= Listed buildings in Yafforth =

Yafforth is a civil parish in the county of North Yorkshire, England. It contains 13 listed buildings that are recorded in the National Heritage List for England. All the listed buildings are designated at Grade II, the lowest of the three grades, which is applied to "buildings of national importance and special interest". The parish contains the village of Yafforth and the surrounding countryside. Most of the listed buildings are houses, cottages and associated structures, farmhouses and farm buildings, and the others include a bridge, a bell frame and bell, and a church.

+-------+

## YOUR GOAL
Using the text on Yafforth's listed buildings, explain in one to three sentences what it means that all of them are designated at Grade II.

## DATA SHOWN
+-------+

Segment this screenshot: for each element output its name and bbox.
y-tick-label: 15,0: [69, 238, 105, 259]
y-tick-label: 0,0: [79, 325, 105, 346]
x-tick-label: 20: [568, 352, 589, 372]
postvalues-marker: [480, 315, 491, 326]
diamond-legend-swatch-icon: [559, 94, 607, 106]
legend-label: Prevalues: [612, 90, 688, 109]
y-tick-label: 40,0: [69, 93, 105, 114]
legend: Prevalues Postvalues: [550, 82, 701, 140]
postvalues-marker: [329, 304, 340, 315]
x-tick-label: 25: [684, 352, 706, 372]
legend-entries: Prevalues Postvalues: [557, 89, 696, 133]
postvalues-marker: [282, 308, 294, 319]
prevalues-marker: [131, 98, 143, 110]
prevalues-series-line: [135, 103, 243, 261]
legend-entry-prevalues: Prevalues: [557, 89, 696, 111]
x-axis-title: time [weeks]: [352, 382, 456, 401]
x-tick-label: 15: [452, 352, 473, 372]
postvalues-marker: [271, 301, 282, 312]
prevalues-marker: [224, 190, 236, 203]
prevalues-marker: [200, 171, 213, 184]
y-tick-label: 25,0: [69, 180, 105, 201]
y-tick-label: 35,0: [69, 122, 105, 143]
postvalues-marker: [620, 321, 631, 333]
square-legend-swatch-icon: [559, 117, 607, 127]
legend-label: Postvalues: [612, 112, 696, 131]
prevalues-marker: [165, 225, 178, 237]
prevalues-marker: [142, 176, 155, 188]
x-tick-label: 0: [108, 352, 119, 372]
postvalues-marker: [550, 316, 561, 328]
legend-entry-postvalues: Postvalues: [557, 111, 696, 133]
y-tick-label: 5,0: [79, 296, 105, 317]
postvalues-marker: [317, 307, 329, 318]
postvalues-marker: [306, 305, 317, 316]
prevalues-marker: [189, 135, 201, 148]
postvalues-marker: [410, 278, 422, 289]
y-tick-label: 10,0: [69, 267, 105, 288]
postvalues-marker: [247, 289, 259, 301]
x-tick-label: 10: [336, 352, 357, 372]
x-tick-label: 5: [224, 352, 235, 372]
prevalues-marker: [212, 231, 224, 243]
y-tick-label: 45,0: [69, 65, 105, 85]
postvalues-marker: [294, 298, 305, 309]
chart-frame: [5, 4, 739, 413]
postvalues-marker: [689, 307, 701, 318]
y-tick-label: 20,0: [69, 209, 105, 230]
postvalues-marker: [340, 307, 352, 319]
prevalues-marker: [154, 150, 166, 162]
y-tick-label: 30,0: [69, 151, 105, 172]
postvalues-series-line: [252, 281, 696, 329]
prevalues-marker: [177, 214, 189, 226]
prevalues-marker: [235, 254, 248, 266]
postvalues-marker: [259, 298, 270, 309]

+-------+

## SOLUTION TO THIS TASK
Grade II is the lowest of the three grades. It is applied to "buildings of national importance and special interest," so all 13 listed buildings in the parish belong to that category.